DO THIS: Output all lines exactly.

-- Start --

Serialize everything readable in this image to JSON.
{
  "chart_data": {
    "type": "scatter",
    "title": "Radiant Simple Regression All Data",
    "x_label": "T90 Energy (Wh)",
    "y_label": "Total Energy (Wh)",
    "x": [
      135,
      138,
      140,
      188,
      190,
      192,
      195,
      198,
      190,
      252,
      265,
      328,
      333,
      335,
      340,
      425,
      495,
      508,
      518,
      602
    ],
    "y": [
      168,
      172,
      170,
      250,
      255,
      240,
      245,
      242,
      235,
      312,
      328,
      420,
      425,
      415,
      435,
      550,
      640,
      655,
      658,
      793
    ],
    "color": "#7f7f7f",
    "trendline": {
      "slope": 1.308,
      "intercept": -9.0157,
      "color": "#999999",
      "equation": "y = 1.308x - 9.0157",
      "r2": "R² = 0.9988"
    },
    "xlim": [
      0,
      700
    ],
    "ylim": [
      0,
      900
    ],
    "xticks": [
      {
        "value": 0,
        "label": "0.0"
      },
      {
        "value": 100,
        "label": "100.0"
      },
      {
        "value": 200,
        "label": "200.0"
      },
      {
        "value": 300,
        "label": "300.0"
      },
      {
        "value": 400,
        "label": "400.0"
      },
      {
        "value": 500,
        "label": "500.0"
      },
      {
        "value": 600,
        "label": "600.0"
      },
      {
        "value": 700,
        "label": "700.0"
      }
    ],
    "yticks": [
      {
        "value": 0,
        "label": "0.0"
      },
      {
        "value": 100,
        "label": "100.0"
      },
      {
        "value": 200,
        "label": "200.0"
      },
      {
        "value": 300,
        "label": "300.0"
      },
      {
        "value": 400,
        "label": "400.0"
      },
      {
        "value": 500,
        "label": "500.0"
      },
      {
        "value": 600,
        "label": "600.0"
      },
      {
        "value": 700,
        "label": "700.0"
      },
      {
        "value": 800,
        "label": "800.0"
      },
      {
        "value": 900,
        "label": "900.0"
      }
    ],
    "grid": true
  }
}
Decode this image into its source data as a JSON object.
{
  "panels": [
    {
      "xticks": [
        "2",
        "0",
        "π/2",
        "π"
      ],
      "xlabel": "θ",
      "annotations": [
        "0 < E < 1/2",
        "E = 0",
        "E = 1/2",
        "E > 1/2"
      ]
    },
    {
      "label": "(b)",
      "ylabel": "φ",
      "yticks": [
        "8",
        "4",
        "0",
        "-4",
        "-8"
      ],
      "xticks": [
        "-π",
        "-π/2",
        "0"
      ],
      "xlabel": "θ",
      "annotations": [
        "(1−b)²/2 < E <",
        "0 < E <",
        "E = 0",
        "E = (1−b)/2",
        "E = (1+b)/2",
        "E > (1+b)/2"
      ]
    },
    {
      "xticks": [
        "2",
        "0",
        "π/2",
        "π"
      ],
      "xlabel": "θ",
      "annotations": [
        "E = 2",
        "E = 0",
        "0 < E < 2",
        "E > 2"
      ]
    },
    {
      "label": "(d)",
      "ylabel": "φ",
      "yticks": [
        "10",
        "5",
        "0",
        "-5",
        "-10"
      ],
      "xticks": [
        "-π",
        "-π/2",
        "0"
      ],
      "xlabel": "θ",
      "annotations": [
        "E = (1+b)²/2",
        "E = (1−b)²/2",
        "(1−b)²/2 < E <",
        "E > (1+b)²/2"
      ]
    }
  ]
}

-- End --

FULL RESPONSE:
Serialize everything readable in this image to JSON.
{
  "chart_data": {
    "type": "scatter",
    "title": "Radiant Simple Regression All Data",
    "x_label": "T90 Energy (Wh)",
    "y_label": "Total Energy (Wh)",
    "x": [
      135,
      138,
      140,
      188,
      190,
      192,
      195,
      198,
      190,
      252,
      265,
      328,
      333,
      335,
      340,
      425,
      495,
      508,
      518,
      602
    ],
    "y": [
      168,
      172,
      170,
      250,
      255,
      240,
      245,
      242,
      235,
      312,
      328,
      420,
      425,
      415,
      435,
      550,
      640,
      655,
      658,
      793
    ],
    "color": "#7f7f7f",
    "trendline": {
      "slope": 1.308,
      "intercept": -9.0157,
      "color": "#999999",
      "equation": "y = 1.308x - 9.0157",
      "r2": "R² = 0.9988"
    },
    "xlim": [
      0,
      700
    ],
    "ylim": [
      0,
      900
    ],
    "xticks": [
      {
        "value": 0,
        "label": "0.0"
      },
      {
        "value": 100,
        "label": "100.0"
      },
      {
        "value": 200,
        "label": "200.0"
      },
      {
        "value": 300,
        "label": "300.0"
      },
      {
        "value": 400,
        "label": "400.0"
      },
      {
        "value": 500,
        "label": "500.0"
      },
      {
        "value": 600,
        "label": "600.0"
      },
      {
        "value": 700,
        "label": "700.0"
      }
    ],
    "yticks": [
      {
        "value": 0,
        "label": "0.0"
      },
      {
        "value": 100,
        "label": "100.0"
      },
      {
        "value": 200,
        "label": "200.0"
      },
      {
        "value": 300,
        "label": "300.0"
      },
      {
        "value": 400,
        "label": "400.0"
      },
      {
        "value": 500,
        "label": "500.0"
      },
      {
        "value": 600,
        "label": "600.0"
      },
      {
        "value": 700,
        "label": "700.0"
      },
      {
        "value": 800,
        "label": "800.0"
      },
      {
        "value": 900,
        "label": "900.0"
      }
    ],
    "grid": true
  }
}
Decode this image into its source data as a JSON object.
{
  "panels": [
    {
      "xticks": [
        "2",
        "0",
        "π/2",
        "π"
      ],
      "xlabel": "θ",
      "annotations": [
        "0 < E < 1/2",
        "E = 0",
        "E = 1/2",
        "E > 1/2"
      ]
    },
    {
      "label": "(b)",
      "ylabel": "φ",
      "yticks": [
        "8",
        "4",
        "0",
        "-4",
        "-8"
      ],
      "xticks": [
        "-π",
        "-π/2",
        "0"
      ],
      "xlabel": "θ",
      "annotations": [
        "(1−b)²/2 < E <",
        "0 < E <",
        "E = 0",
        "E = (1−b)/2",
        "E = (1+b)/2",
        "E > (1+b)/2"
      ]
    },
    {
      "xticks": [
        "2",
        "0",
        "π/2",
        "π"
      ],
      "xlabel": "θ",
      "annotations": [
        "E = 2",
        "E = 0",
        "0 < E < 2",
        "E > 2"
      ]
    },
    {
      "label": "(d)",
      "ylabel": "φ",
      "yticks": [
        "10",
        "5",
        "0",
        "-5",
        "-10"
      ],
      "xticks": [
        "-π",
        "-π/2",
        "0"
      ],
      "xlabel": "θ",
      "annotations": [
        "E = (1+b)²/2",
        "E = (1−b)²/2",
        "(1−b)²/2 < E <",
        "E > (1+b)²/2"
      ]
    }
  ]
}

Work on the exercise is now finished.